■ Input data:
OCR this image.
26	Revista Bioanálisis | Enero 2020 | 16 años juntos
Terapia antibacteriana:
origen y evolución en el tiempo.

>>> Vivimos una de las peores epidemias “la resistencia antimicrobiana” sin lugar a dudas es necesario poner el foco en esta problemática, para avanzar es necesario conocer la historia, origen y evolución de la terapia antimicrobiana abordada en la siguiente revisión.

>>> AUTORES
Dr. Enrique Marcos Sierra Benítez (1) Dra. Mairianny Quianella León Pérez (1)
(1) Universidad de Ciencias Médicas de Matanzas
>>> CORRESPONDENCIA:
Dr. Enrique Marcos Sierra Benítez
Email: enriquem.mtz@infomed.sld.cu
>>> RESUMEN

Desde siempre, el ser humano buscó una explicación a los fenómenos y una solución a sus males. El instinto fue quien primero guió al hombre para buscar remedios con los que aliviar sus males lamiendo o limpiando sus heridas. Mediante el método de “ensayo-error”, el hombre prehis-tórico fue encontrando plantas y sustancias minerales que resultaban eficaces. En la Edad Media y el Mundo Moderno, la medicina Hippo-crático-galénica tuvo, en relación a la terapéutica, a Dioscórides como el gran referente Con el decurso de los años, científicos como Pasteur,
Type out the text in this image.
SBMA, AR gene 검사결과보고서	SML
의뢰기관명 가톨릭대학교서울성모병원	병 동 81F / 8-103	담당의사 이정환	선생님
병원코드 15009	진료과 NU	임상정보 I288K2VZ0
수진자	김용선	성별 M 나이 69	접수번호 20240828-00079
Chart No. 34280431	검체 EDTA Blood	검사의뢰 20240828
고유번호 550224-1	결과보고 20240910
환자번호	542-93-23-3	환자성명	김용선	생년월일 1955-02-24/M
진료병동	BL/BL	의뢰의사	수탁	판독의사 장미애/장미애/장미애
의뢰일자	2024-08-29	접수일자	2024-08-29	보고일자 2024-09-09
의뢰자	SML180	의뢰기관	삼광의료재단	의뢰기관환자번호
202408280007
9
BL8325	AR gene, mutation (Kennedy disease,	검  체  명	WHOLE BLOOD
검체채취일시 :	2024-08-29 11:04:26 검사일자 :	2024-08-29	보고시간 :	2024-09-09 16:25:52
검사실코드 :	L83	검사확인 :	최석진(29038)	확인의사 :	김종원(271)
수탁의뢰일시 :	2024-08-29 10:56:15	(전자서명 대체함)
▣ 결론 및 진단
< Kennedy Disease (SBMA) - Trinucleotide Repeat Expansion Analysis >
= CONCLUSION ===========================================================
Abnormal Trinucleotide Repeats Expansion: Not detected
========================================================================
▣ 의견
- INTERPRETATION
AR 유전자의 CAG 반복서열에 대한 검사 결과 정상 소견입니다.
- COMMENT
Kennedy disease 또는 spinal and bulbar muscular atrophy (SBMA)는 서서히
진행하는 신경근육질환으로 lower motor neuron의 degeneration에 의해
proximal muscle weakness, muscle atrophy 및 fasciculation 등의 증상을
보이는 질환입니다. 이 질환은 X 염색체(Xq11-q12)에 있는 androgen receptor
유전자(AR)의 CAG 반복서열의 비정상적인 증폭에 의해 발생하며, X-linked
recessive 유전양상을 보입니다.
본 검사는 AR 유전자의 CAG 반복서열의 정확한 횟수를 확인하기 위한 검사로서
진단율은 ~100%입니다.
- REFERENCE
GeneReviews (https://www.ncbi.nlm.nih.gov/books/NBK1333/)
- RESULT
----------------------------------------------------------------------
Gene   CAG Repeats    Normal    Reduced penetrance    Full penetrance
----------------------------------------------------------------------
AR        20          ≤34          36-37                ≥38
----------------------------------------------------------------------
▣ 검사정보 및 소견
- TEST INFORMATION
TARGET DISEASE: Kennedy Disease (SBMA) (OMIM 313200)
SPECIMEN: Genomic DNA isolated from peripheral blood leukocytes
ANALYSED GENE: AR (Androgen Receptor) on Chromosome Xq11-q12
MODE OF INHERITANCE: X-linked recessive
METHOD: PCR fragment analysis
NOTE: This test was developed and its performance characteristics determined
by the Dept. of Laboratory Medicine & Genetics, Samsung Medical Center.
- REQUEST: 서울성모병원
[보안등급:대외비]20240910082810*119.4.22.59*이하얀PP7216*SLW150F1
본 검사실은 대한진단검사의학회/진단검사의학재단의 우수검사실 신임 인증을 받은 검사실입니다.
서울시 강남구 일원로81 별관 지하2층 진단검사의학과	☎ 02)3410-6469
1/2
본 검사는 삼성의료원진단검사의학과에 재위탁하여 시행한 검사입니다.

■ Work instruction: Copy out the entire material verbatim.

■ Answer box:
OCR this image.
26	Revista Bioanálisis | Enero 2020 | 16 años juntos
Terapia antibacteriana:
origen y evolución en el tiempo.

>>> Vivimos una de las peores epidemias “la resistencia antimicrobiana” sin lugar a dudas es necesario poner el foco en esta problemática, para avanzar es necesario conocer la historia, origen y evolución de la terapia antimicrobiana abordada en la siguiente revisión.

>>> AUTORES
Dr. Enrique Marcos Sierra Benítez (1) Dra. Mairianny Quianella León Pérez (1)
(1) Universidad de Ciencias Médicas de Matanzas
>>> CORRESPONDENCIA:
Dr. Enrique Marcos Sierra Benítez
Email: enriquem.mtz@infomed.sld.cu
>>> RESUMEN

Desde siempre, el ser humano buscó una explicación a los fenómenos y una solución a sus males. El instinto fue quien primero guió al hombre para buscar remedios con los que aliviar sus males lamiendo o limpiando sus heridas. Mediante el método de “ensayo-error”, el hombre prehis-tórico fue encontrando plantas y sustancias minerales que resultaban eficaces. En la Edad Media y el Mundo Moderno, la medicina Hippo-crático-galénica tuvo, en relación a la terapéutica, a Dioscórides como el gran referente Con el decurso de los años, científicos como Pasteur,
Type out the text in this image.
SBMA, AR gene 검사결과보고서	SML
의뢰기관명 가톨릭대학교서울성모병원	병 동 81F / 8-103	담당의사 이정환	선생님
병원코드 15009	진료과 NU	임상정보 I288K2VZ0
수진자	김용선	성별 M 나이 69	접수번호 20240828-00079
Chart No. 34280431	검체 EDTA Blood	검사의뢰 20240828
고유번호 550224-1	결과보고 20240910
환자번호	542-93-23-3	환자성명	김용선	생년월일 1955-02-24/M
진료병동	BL/BL	의뢰의사	수탁	판독의사 장미애/장미애/장미애
의뢰일자	2024-08-29	접수일자	2024-08-29	보고일자 2024-09-09
의뢰자	SML180	의뢰기관	삼광의료재단	의뢰기관환자번호
202408280007
9
BL8325	AR gene, mutation (Kennedy disease,	검  체  명	WHOLE BLOOD
검체채취일시 :	2024-08-29 11:04:26 검사일자 :	2024-08-29	보고시간 :	2024-09-09 16:25:52
검사실코드 :	L83	검사확인 :	최석진(29038)	확인의사 :	김종원(271)
수탁의뢰일시 :	2024-08-29 10:56:15	(전자서명 대체함)
▣ 결론 및 진단
< Kennedy Disease (SBMA) - Trinucleotide Repeat Expansion Analysis >
= CONCLUSION ===========================================================
Abnormal Trinucleotide Repeats Expansion: Not detected
========================================================================
▣ 의견
- INTERPRETATION
AR 유전자의 CAG 반복서열에 대한 검사 결과 정상 소견입니다.
- COMMENT
Kennedy disease 또는 spinal and bulbar muscular atrophy (SBMA)는 서서히
진행하는 신경근육질환으로 lower motor neuron의 degeneration에 의해
proximal muscle weakness, muscle atrophy 및 fasciculation 등의 증상을
보이는 질환입니다. 이 질환은 X 염색체(Xq11-q12)에 있는 androgen receptor
유전자(AR)의 CAG 반복서열의 비정상적인 증폭에 의해 발생하며, X-linked
recessive 유전양상을 보입니다.
본 검사는 AR 유전자의 CAG 반복서열의 정확한 횟수를 확인하기 위한 검사로서
진단율은 ~100%입니다.
- REFERENCE
GeneReviews (https://www.ncbi.nlm.nih.gov/books/NBK1333/)
- RESULT
----------------------------------------------------------------------
Gene   CAG Repeats    Normal    Reduced penetrance    Full penetrance
----------------------------------------------------------------------
AR        20          ≤34          36-37                ≥38
----------------------------------------------------------------------
▣ 검사정보 및 소견
- TEST INFORMATION
TARGET DISEASE: Kennedy Disease (SBMA) (OMIM 313200)
SPECIMEN: Genomic DNA isolated from peripheral blood leukocytes
ANALYSED GENE: AR (Androgen Receptor) on Chromosome Xq11-q12
MODE OF INHERITANCE: X-linked recessive
METHOD: PCR fragment analysis
NOTE: This test was developed and its performance characteristics determined
by the Dept. of Laboratory Medicine & Genetics, Samsung Medical Center.
- REQUEST: 서울성모병원
[보안등급:대외비]20240910082810*119.4.22.59*이하얀PP7216*SLW150F1
본 검사실은 대한진단검사의학회/진단검사의학재단의 우수검사실 신임 인증을 받은 검사실입니다.
서울시 강남구 일원로81 별관 지하2층 진단검사의학과	☎ 02)3410-6469
1/2
본 검사는 삼성의료원진단검사의학과에 재위탁하여 시행한 검사입니다.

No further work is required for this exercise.